WHAT YOU WILL DO:
Render everything in the data from the line containing "q14-math: α [690,290,701,312]" down to the line containing "denominator: (a+b)(c+d)(a+c)(b+d) [279,1127,442,1148]" as a Markdown table with two columns, Row and Entry. Number each row and skip blank lines.

Excerpts from a layout annotation set:
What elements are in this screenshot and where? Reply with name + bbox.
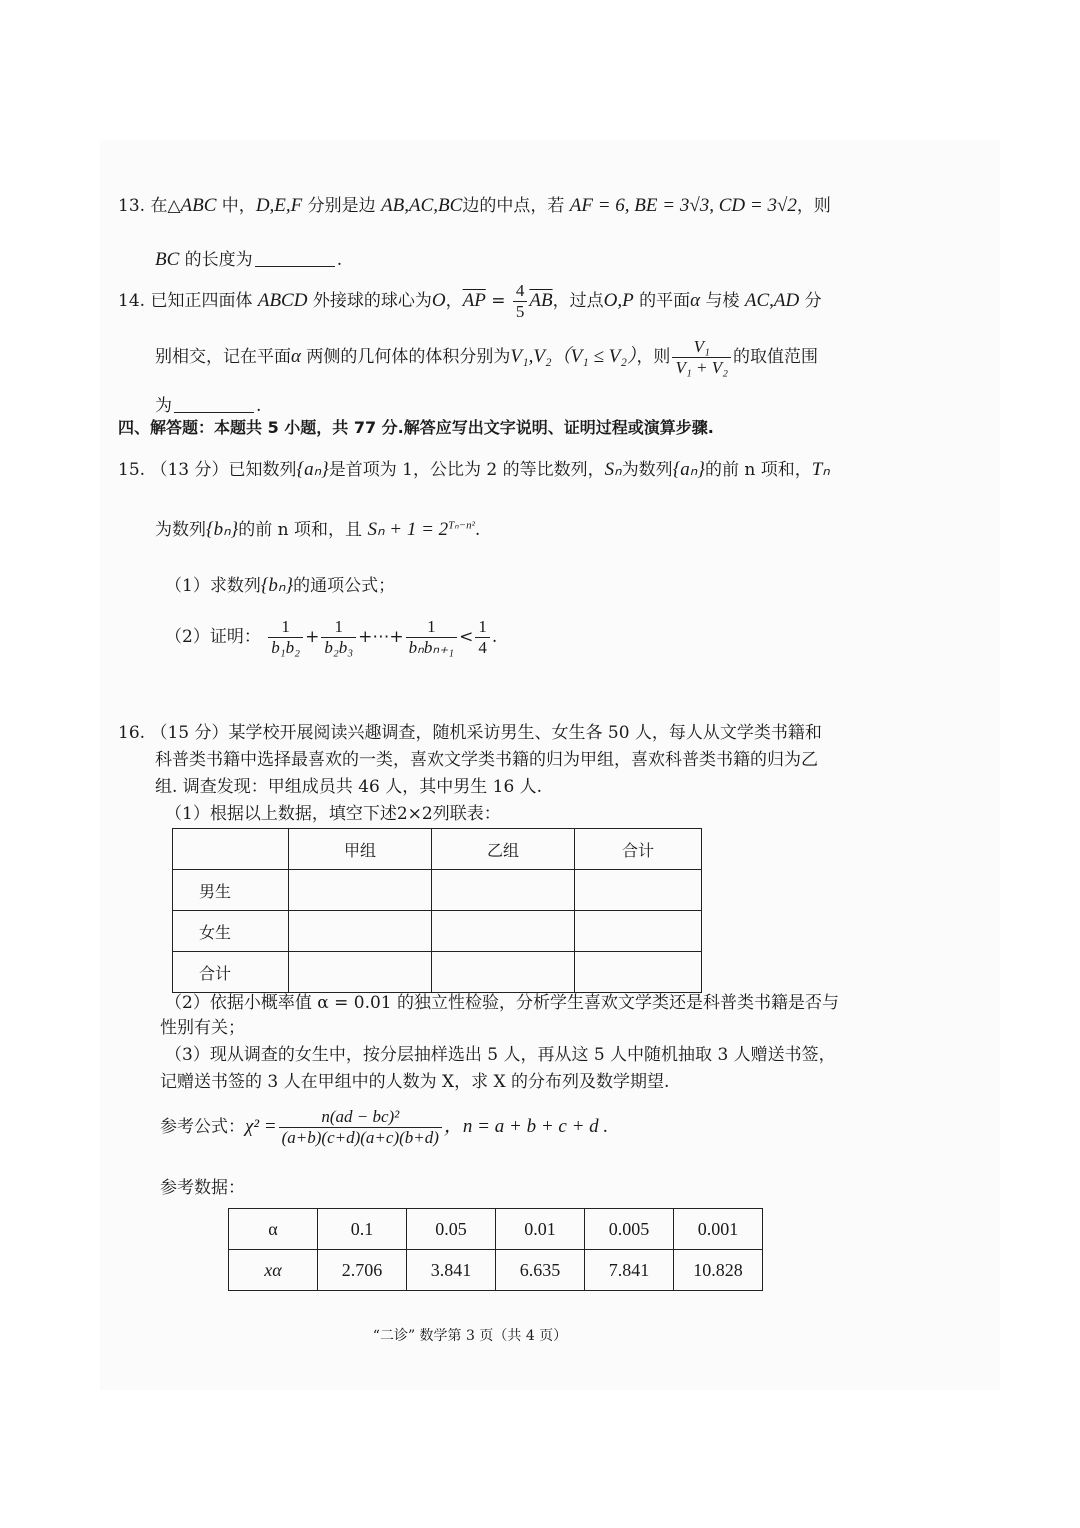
q14-math: α [690,290,701,312]
q13-text: 边的中点，若 [462,196,570,216]
q14-text: 为 [155,396,172,416]
question-15-line-2 [155,520,480,539]
chi-square: χ² = [245,1116,277,1138]
q15-math: Tₙ [811,459,830,480]
less-than: < [459,627,474,648]
row-label: xα [229,1250,318,1291]
table-cell[interactable] [432,952,575,993]
vector-ap: $\overline{AP}$ [462,290,486,312]
table-row [229,1250,763,1291]
row-label: 女生 [173,911,289,952]
fraction-term-1 [268,618,303,657]
denominator: (a+b)(c+d)(a+c)(b+d) [279,1127,442,1148]
q15-math: Sₙ [604,459,622,480]
reference-data-label: 参考数据： [160,1178,245,1198]
fraction-term-2 [321,618,356,657]
q13-text: 的长度为 [179,250,253,270]
numerator: 1 [478,617,487,636]
q14-text: 的平面 [633,291,691,312]
q15-text: 的前 n 项和，且 [238,520,368,540]
q13-math: ABC [180,195,217,216]
q14-math: AC,AD [744,290,800,312]
table-header [173,829,289,870]
formula-tail: ，n = a + b + c + d . [443,1116,609,1138]
q14-math: α [291,346,301,368]
table-cell: 0.001 [674,1209,763,1250]
q13-text: . [336,250,343,270]
question-16-part-2-line-2: 性别有关； [160,1018,245,1038]
denominator: 5 [513,301,528,322]
critical-value-table [228,1208,763,1291]
answer-blank[interactable] [255,250,335,267]
question-14-line-3 [155,396,261,415]
numerator: 4 [515,281,525,300]
table-row [173,870,702,911]
answer-blank[interactable] [174,396,254,413]
table-header-row [173,829,702,870]
question-16-part-2-line-1: （2）依据小概率值 α = 0.01 的独立性检验，分析学生喜欢文学类还是科普类书籍是否与 [165,993,840,1013]
q15-text: 的通项公式； [293,576,396,596]
table-cell[interactable] [575,952,702,993]
numerator: 1 [427,617,436,636]
fraction-4-5 [513,282,528,321]
denominator: V₁ + V₂ [672,357,731,378]
table-header: 合计 [575,829,702,870]
q14-text: 的取值范围 [733,347,818,368]
table-cell: 10.828 [674,1250,763,1291]
ellipsis: +⋯+ [358,627,404,648]
q14-text: 别相交，记在平面 [155,347,291,368]
table-row [173,911,702,952]
q13-math: AB,AC,BC [381,195,463,216]
q15-text: （1）求数列 [165,576,261,596]
q15-text: 15. （13 分）已知数列 [118,460,297,480]
question-13-line-2 [155,250,342,269]
table-cell[interactable] [289,952,432,993]
question-16-line-2: 科普类书籍中选择最喜欢的一类，喜欢文学类书籍的归为甲组，喜欢科普类书籍的归为乙 [155,750,818,770]
denominator: b₂b₃ [321,637,356,658]
reference-formula [160,1108,608,1147]
vector-ab: $\overline{AB}$ [529,290,553,312]
q13-text: 13. 在△ [118,196,181,216]
row-label: 合计 [173,952,289,993]
q15-text: . [474,520,481,540]
denominator: bₙbₙ₊₁ [406,637,457,658]
denominator: 4 [475,637,490,658]
q15-math: {bₙ} [206,519,239,540]
volume-ratio-fraction [672,338,731,377]
q14-math: O [431,290,446,312]
q14-text: ， [445,291,463,312]
table-cell[interactable] [432,870,575,911]
question-13-line-1 [118,196,831,215]
q13-text: 中， [216,196,256,216]
q15-math: {bₙ} [260,575,294,596]
table-cell[interactable] [575,911,702,952]
table-cell: 3.841 [407,1250,496,1291]
table-cell[interactable] [432,911,575,952]
table-row [173,952,702,993]
question-16-line-3: 组. 调查发现：甲组成员共 46 人，其中男生 16 人. [155,777,543,797]
q14-math: O,P [603,290,634,312]
q15-text: 的前 n 项和， [704,460,812,480]
q14-text: 分 [799,291,822,312]
q13-text: 分别是边 [302,196,382,216]
q14-condition: （V₁ ≤ V₂） [551,346,637,368]
question-15-part-1 [165,576,395,595]
table-cell: 0.1 [318,1209,407,1250]
question-16-part-3-line-2: 记赠送书签的 3 人在甲组中的人数为 X，求 X 的分布列及数学期望. [160,1072,670,1092]
table-cell: 0.005 [585,1209,674,1250]
table-cell: 7.841 [585,1250,674,1291]
q13-condition: AF = 6, BE = 3√3, CD = 3√2 [569,195,797,216]
contingency-table [172,828,702,993]
plus-sign: + [305,627,320,648]
q14-math: V₁,V₂ [510,346,552,368]
q14-math: ABCD [257,290,308,312]
fraction-term-n [406,618,457,657]
q15-math: {aₙ} [672,459,705,480]
numerator: V₁ [693,337,710,356]
question-14-line-2 [155,338,818,377]
table-cell: 0.05 [407,1209,496,1250]
q15-text: 是首项为 1，公比为 2 的等比数列， [328,460,605,480]
formula-label: 参考公式： [160,1117,245,1138]
row-label: 男生 [173,870,289,911]
table-cell[interactable] [289,870,432,911]
q15-math: {aₙ} [296,459,329,480]
question-14-line-1 [118,282,822,321]
chi-square-fraction [279,1108,442,1147]
q15-text: . [491,627,498,648]
question-16-part-3-line-1: （3）现从调查的女生中，按分层抽样选出 5 人，再从这 5 人中随机抽取 3 人赠送书签， [165,1045,836,1065]
page-footer: “二诊” 数学第 3 页（共 4 页） [372,1328,568,1344]
q14-text: 14. 已知正四面体 [118,291,258,312]
fraction-one-quarter [475,618,490,657]
q15-exponent: Tₙ−n² [448,519,475,532]
numerator: 1 [281,617,290,636]
q13-text: ，则 [796,196,831,216]
q14-text: . [256,396,262,416]
table-cell: 6.635 [496,1250,585,1291]
section-4-heading: 四、解答题：本题共 5 小题，共 77 分.解答应写出文字说明、证明过程或演算步骤. [118,418,714,437]
numerator: 1 [334,617,343,636]
question-16-part-1: （1）根据以上数据，填空下述2×2列联表： [165,804,501,824]
table-cell[interactable] [575,870,702,911]
denominator: b₁b₂ [268,637,303,658]
row-label: α [229,1209,318,1250]
table-cell[interactable] [289,911,432,952]
q15-text: （2）证明： [165,627,261,648]
table-header: 甲组 [289,829,432,870]
q13-math: D,E,F [255,195,303,216]
question-16-line-1: 16. （15 分）某学校开展阅读兴趣调查，随机采访男生、女生各 50 人，每人从文学类书籍和 [118,723,822,743]
table-row [229,1209,763,1250]
q14-text: ，则 [636,347,671,368]
q13-math: BC [155,249,180,270]
q14-text: = [485,291,511,312]
q14-text: 两侧的几何体的体积分别为 [300,347,511,368]
q14-text: ，过点 [552,291,604,312]
numerator: n(ad − bc)² [321,1107,400,1126]
table-header: 乙组 [432,829,575,870]
q15-equation: Sₙ + 1 = 2 [367,519,449,540]
q14-text: 外接球的球心为 [307,291,432,312]
question-15-part-2 [165,618,497,657]
table-cell: 2.706 [318,1250,407,1291]
question-15-line-1 [118,460,830,479]
q15-text: 为数列 [621,460,673,480]
q15-text: 为数列 [155,520,206,540]
table-cell: 0.01 [496,1209,585,1250]
q14-text: 与棱 [700,291,745,312]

REPLY:
| Row | Entry |
|---|---|
| 1 | q14-math: α [690,290,701,312] |
| 2 | q13-text: 边的中点，若 [462,196,570,216] |
| 3 | q14-text: 为 [155,396,172,416] |
| 4 | question-15-line-2 [155,520,480,539] |
| 5 | chi-square: χ² = [245,1116,277,1138] |
| 6 | q15-math: Tₙ [811,459,830,480] |
| 7 | less-than: < [459,627,474,648] |
| 8 | row-label: xα [229,1250,318,1291] |
| 9 | table-cell[interactable] [432,952,575,993] |
| 10 | vector-ap: $\overline{AP}$ [462,290,486,312] |
| 11 | table-row [229,1250,763,1291] |
| 12 | row-label: 女生 [173,911,289,952] |
| 13 | fraction-term-1 [268,618,303,657] |
| 14 | denominator: (a+b)(c+d)(a+c)(b+d) [279,1127,442,1148] |